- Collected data
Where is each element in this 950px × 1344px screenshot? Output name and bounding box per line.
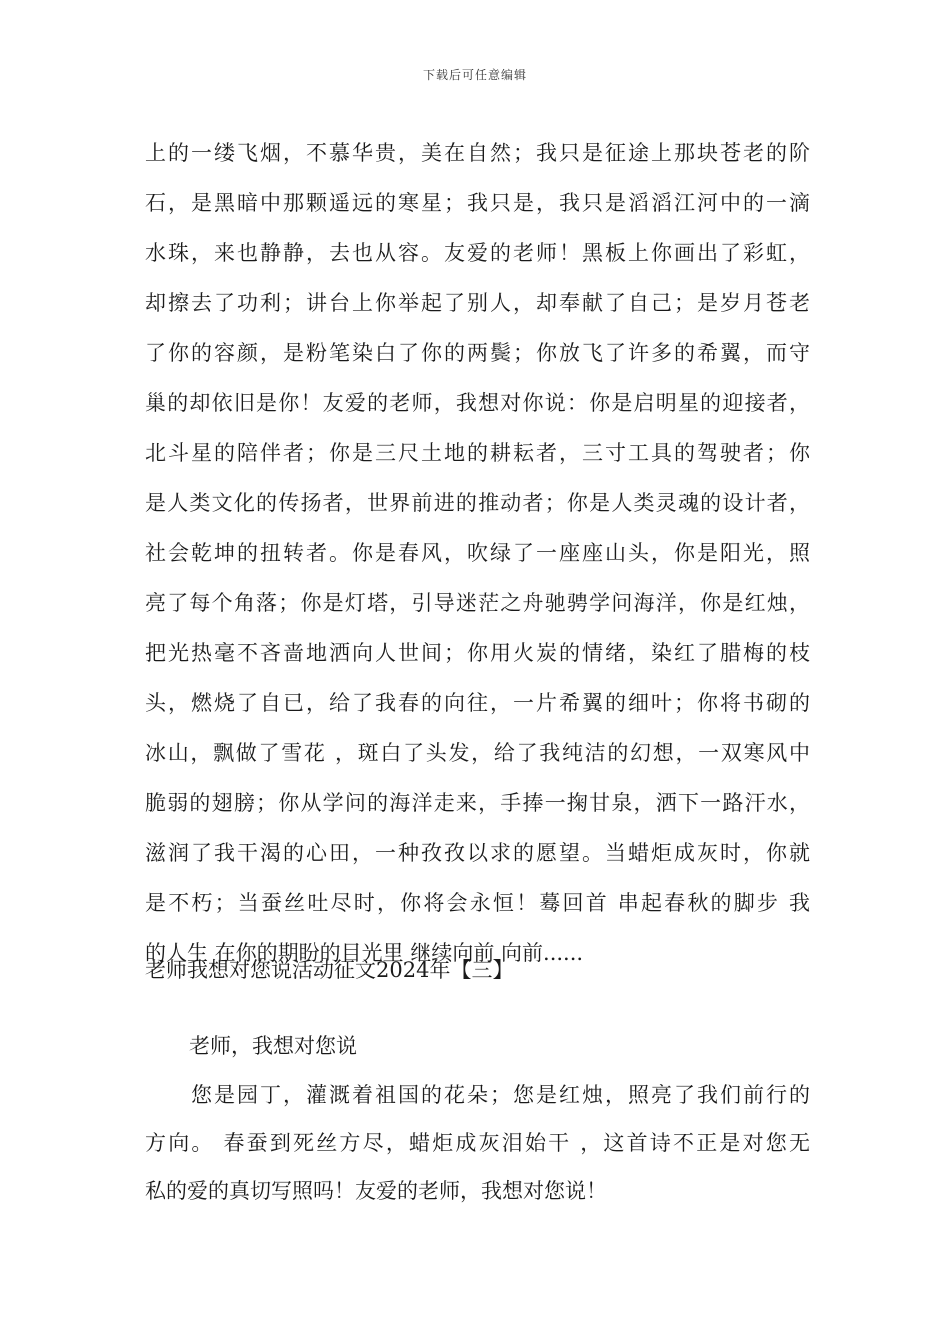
paragraph-line: 把光热毫不吝啬地洒向人世间；你用火炭的情绪，染红了腊梅的枝: [145, 641, 810, 665]
paragraph-line: 石，是黑暗中那颗遥远的寒星；我只是，我只是滔滔江河中的一滴: [145, 191, 810, 215]
page-header-note: 下载后可任意编辑: [422, 68, 527, 82]
paragraph-line: 却擦去了功利；讲台上你举起了别人，却奉献了自己；是岁月苍老: [145, 291, 810, 315]
paragraph-line: 头，燃烧了自已，给了我春的向往，一片希翼的细叶；你将书砌的: [145, 691, 810, 715]
paragraph-line: 冰山，飘做了雪花 ，斑白了头发，给了我纯洁的幻想，一双寒风中: [145, 741, 810, 765]
paragraph-line: 的人生 在你的期盼的目光里 继续向前 向前......: [145, 941, 584, 965]
paragraph-line: 是人类文化的传扬者，世界前进的推动者；你是人类灵魂的设计者，: [145, 491, 810, 515]
paragraph-line-text: 您是园丁，灌溉着祖国的花朵；您是红烛，照亮了我们前行的: [189, 1083, 810, 1107]
paragraph-line: 脆弱的翅膀；你从学问的海洋走来，手捧一掬甘泉，洒下一路汗水，: [145, 791, 810, 815]
paragraph-line: 是不朽；当蚕丝吐尽时，你将会永恒！蓦回首 串起春秋的脚步 我: [145, 891, 810, 915]
section-title: 老师我想对您说活动征文2024年【三】: [145, 958, 514, 982]
paragraph-2: [145, 1071, 810, 1215]
paragraph-1: [145, 128, 810, 978]
paragraph-line: 方向。 春蚕到死丝方尽，蜡炬成灰泪始干 ，这首诗不正是对您无: [145, 1131, 810, 1155]
paragraph-line: [145, 1071, 810, 1119]
paragraph-line: 上的一缕飞烟，不慕华贵，美在自然；我只是征途上那块苍老的阶: [145, 141, 810, 165]
sub-heading: 老师，我想对您说: [189, 1034, 357, 1058]
paragraph-line: 社会乾坤的扭转者。你是春风，吹绿了一座座山头，你是阳光，照: [145, 541, 810, 565]
paragraph-line: 巢的却依旧是你！友爱的老师，我想对你说：你是启明星的迎接者，: [145, 391, 810, 415]
paragraph-line: 滋润了我干渴的心田，一种孜孜以求的愿望。当蜡炬成灰时，你就: [145, 841, 810, 865]
paragraph-line: 了你的容颜，是粉笔染白了你的两鬓；你放飞了许多的希翼，而守: [145, 341, 810, 365]
paragraph-line: 北斗星的陪伴者；你是三尺土地的耕耘者，三寸工具的驾驶者；你: [145, 441, 810, 465]
paragraph-line: 亮了每个角落；你是灯塔，引导迷茫之舟驰骋学问海洋，你是红烛，: [145, 591, 810, 615]
paragraph-line: 水珠，来也静静，去也从容。友爱的老师！黑板上你画出了彩虹，: [145, 241, 810, 265]
paragraph-line: 私的爱的真切写照吗！友爱的老师，我想对您说！: [145, 1179, 607, 1203]
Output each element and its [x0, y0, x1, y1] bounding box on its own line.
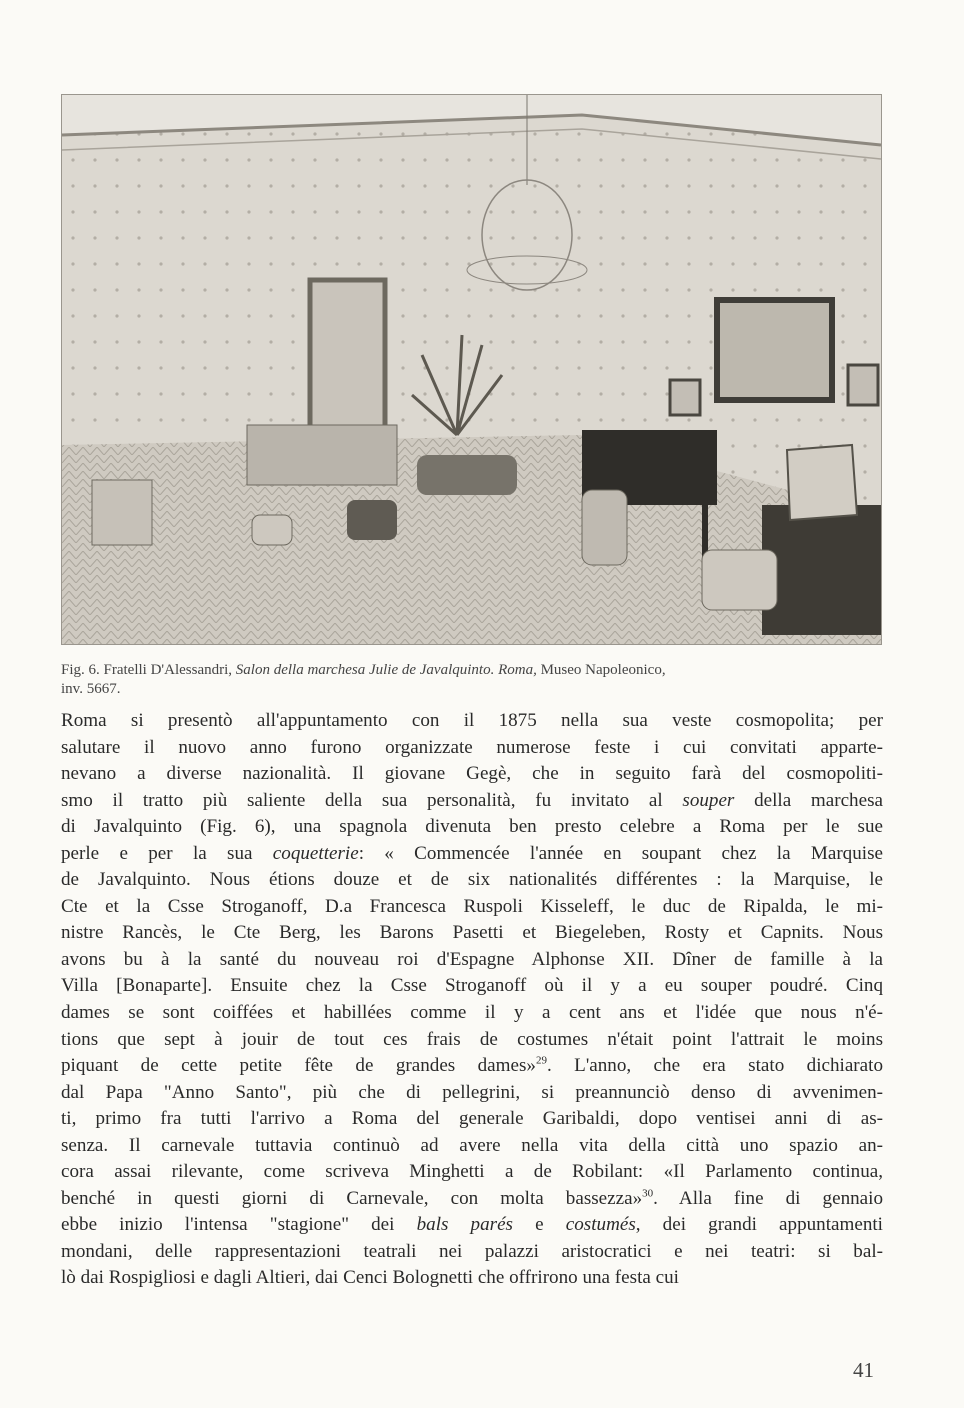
body-text-run: . L'anno, che era stato dichiarato — [546, 1055, 883, 1077]
italic-term: coquetterie — [272, 842, 359, 864]
body-text-run: ti, primo fra tutti l'arrivo a Roma del generale Garibaldi, dopo ventisei anni di as- — [61, 1108, 883, 1130]
body-text-run: e — [513, 1214, 566, 1236]
body-line — [61, 814, 883, 841]
body-paragraph — [61, 708, 883, 1292]
body-text-run: mondani, delle rappresentazioni teatrali nei palazzi aristocratici e nei teatri: si bal- — [61, 1240, 883, 1262]
italic-term: bals parés — [416, 1214, 513, 1236]
body-text-run: piquant de cette petite fête de grandes dames» — [61, 1055, 536, 1077]
body-text-run: Villa [Bonaparte]. Ensuite chez la Csse Stroganoff où il y a eu souper poudré. Cinq — [61, 975, 883, 997]
body-text-run: senza. Il carnevale tuttavia continuò ad avere nella vita della città uno spazio an- — [61, 1134, 883, 1156]
body-line — [61, 947, 883, 974]
italic-term: souper — [682, 789, 735, 811]
body-line — [61, 920, 883, 947]
body-text-run: smo il tratto più saliente della sua personalità, fu invitato al — [61, 789, 683, 811]
body-line — [61, 867, 883, 894]
body-line — [61, 1212, 883, 1239]
body-line — [61, 708, 883, 735]
body-line — [61, 788, 883, 815]
caption-title: Salon della marchesa Julie de Javalquinto. Roma, — [235, 662, 537, 678]
footnote-ref: 29 — [535, 1054, 547, 1067]
body-line — [61, 1159, 883, 1186]
body-line — [61, 735, 883, 762]
caption-inventory: inv. 5667. — [61, 681, 121, 697]
salon-painting-icon — [62, 95, 881, 644]
body-text-run: cora assai rilevante, come scriveva Minghetti a de Robilant: «Il Parlamento continua, — [61, 1161, 883, 1183]
body-text-run: nevano a diverse nazionalità. Il giovane Gegè, che in seguito farà del cosmopoliti- — [61, 763, 883, 785]
body-text-run: perle e per la sua — [61, 842, 273, 864]
body-text-run: salutare il nuovo anno furono organizzate numerose feste i cui convitati apparte- — [61, 736, 883, 758]
body-line — [61, 1080, 883, 1107]
body-line — [61, 1106, 883, 1133]
caption-suffix: Museo Napoleonico, — [536, 662, 666, 678]
italic-term: costumés — [565, 1214, 636, 1236]
body-line — [61, 841, 883, 868]
figure-caption — [61, 661, 883, 699]
body-text-run: ebbe inizio l'intensa "stagione" dei — [61, 1214, 417, 1236]
body-text-run: lò dai Rospigliosi e dagli Altieri, dai Cenci Bolognetti che offrirono una festa cui — [61, 1267, 679, 1289]
body-line — [61, 761, 883, 788]
salon-painting-image — [61, 94, 882, 645]
body-text-run: della marchesa — [734, 789, 883, 811]
body-text-run: de Javalquinto. Nous étions douze et de six nationalités différentes : la Marquise, le — [61, 869, 883, 891]
caption-prefix: Fig. 6. Fratelli D'Alessandri, — [61, 662, 236, 678]
body-text-run: nistre Rancès, le Cte Berg, les Barons Pasetti et Biegeleben, Rosty et Capnits. Nous — [61, 922, 883, 944]
page-number: 41 — [853, 1358, 874, 1382]
body-line — [61, 1186, 883, 1213]
body-line — [61, 1265, 883, 1292]
body-line — [61, 1239, 883, 1266]
body-text-run: avons bu à la santé du nouveau roi d'Espagne Alphonse XII. Dîner de famille à la — [61, 948, 883, 970]
body-line — [61, 1000, 883, 1027]
body-line — [61, 894, 883, 921]
body-text-run: dames se sont coiffées et habillées comme il y a cent ans et l'idée que nous n'é- — [61, 1002, 883, 1024]
body-line — [61, 1053, 883, 1080]
body-text-run: : « Commencée l'année en soupant chez la Marquise — [358, 842, 883, 864]
body-text-run: benché in questi giorni di Carnevale, con molta bassezza» — [61, 1187, 643, 1209]
body-text-run: , dei grandi appuntamenti — [635, 1214, 883, 1236]
body-text-run: Roma si presentò all'appuntamento con il 1875 nella sua veste cosmopolita; per — [61, 710, 883, 731]
body-line — [61, 1133, 883, 1160]
body-line — [61, 973, 883, 1000]
body-text-run: . Alla fine di gennaio — [653, 1187, 883, 1209]
body-text-run: Cte et la Csse Stroganoff, D.a Francesca Ruspoli Kisseleff, le duc de Ripalda, le mi- — [61, 895, 883, 917]
footnote-ref: 30 — [642, 1187, 654, 1200]
body-text-run: dal Papa "Anno Santo", più che di pellegrini, si preannunciò denso di avvenimen- — [61, 1081, 883, 1103]
body-line — [61, 1027, 883, 1054]
body-text-run: di Javalquinto (Fig. 6), una spagnola divenuta ben presto celebre a Roma per le sue — [61, 816, 883, 838]
body-text-run: tions que sept à jouir de tout ces frais de costumes n'était point l'attrait le moins — [61, 1028, 883, 1050]
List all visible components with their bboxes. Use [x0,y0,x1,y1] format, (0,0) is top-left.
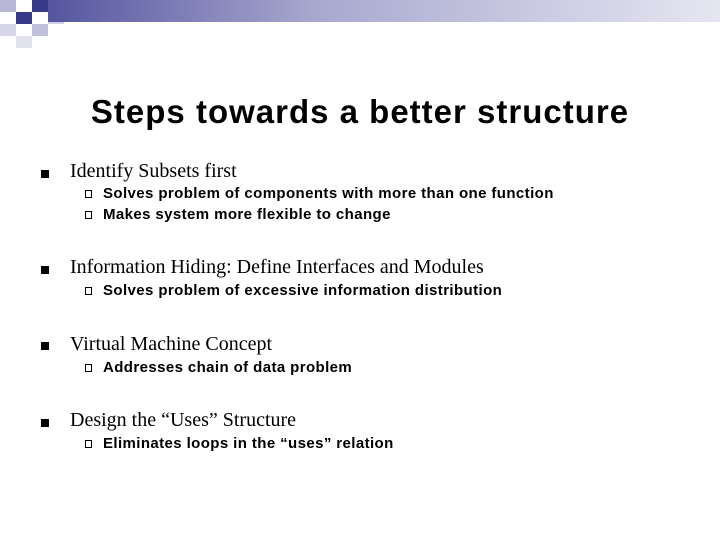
bullet-marker [41,342,49,350]
sub-bullet-marker [85,190,92,198]
sub-bullet-text: Eliminates loops in the “uses” relation [103,435,394,452]
slide-title: Steps towards a better structure [90,93,630,130]
sub-bullet-marker [85,211,92,219]
sub-bullet-text: Solves problem of excessive information distribution [103,282,503,299]
sub-bullet-marker [85,364,92,372]
bullet-marker [41,419,49,427]
sub-bullet-text: Addresses chain of data problem [103,359,353,376]
sub-bullet-text: Makes system more flexible to change [103,206,391,223]
bullet-text: Design the “Uses” Structure [70,409,297,431]
bullet-marker [41,170,49,178]
bullet-text: Virtual Machine Concept [70,333,273,355]
bullet-text: Identify Subsets first [70,160,237,182]
sub-bullet-marker [85,287,92,295]
bullet-text: Information Hiding: Define Interfaces and Modules [70,256,484,278]
bullet-marker [41,266,49,274]
sub-bullet-marker [85,440,92,448]
header-checker-decoration [0,0,720,48]
sub-bullet-text: Solves problem of components with more than one function [103,185,554,202]
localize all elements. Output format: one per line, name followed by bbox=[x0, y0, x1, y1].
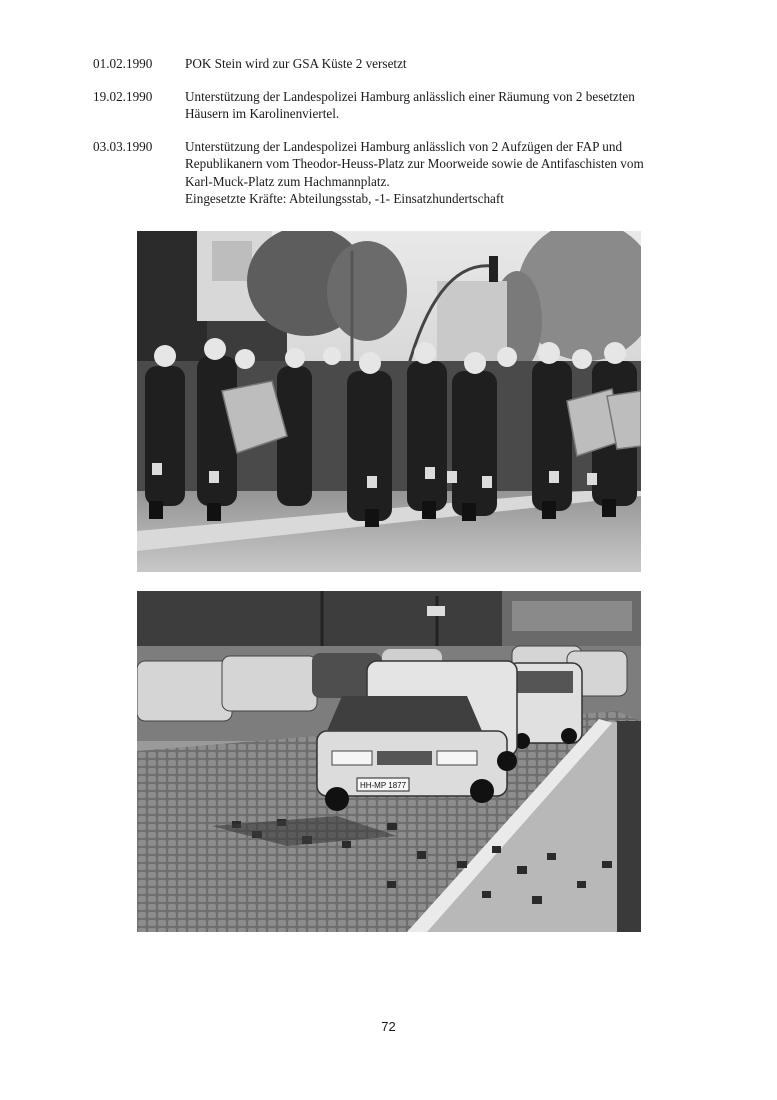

- Directions for this task
Write out the lines from the one containing "body-text-run: . L'anno, che" through the one containing "body-text-run: piquant de", including both, as a JSON list of strings with one string per line and no blank lines.

- Worked answer
[
  "body-text-run: . L'anno, che era stato dichiarato — [546, 1055, 883, 1077]",
  "italic-term: coquetterie — [272, 842, 359, 864]",
  "body-text-run: ti, primo fra tutti l'arrivo a Roma del generale Garibaldi, dopo ventisei anni di as- — [61, 1108, 883, 1130]",
  "body-text-run: e — [513, 1214, 566, 1236]",
  "body-line — [61, 814, 883, 841]",
  "body-paragraph — [61, 708, 883, 1292]",
  "body-text-run: mondani, delle rappresentazioni teatrali nei palazzi aristocratici e nei teatri: si bal- — [61, 1240, 883, 1262]",
  "italic-term: bals parés — [416, 1214, 513, 1236]",
  "body-text-run: piquant de cette petite fête de grandes dames» — [61, 1055, 536, 1077]"
]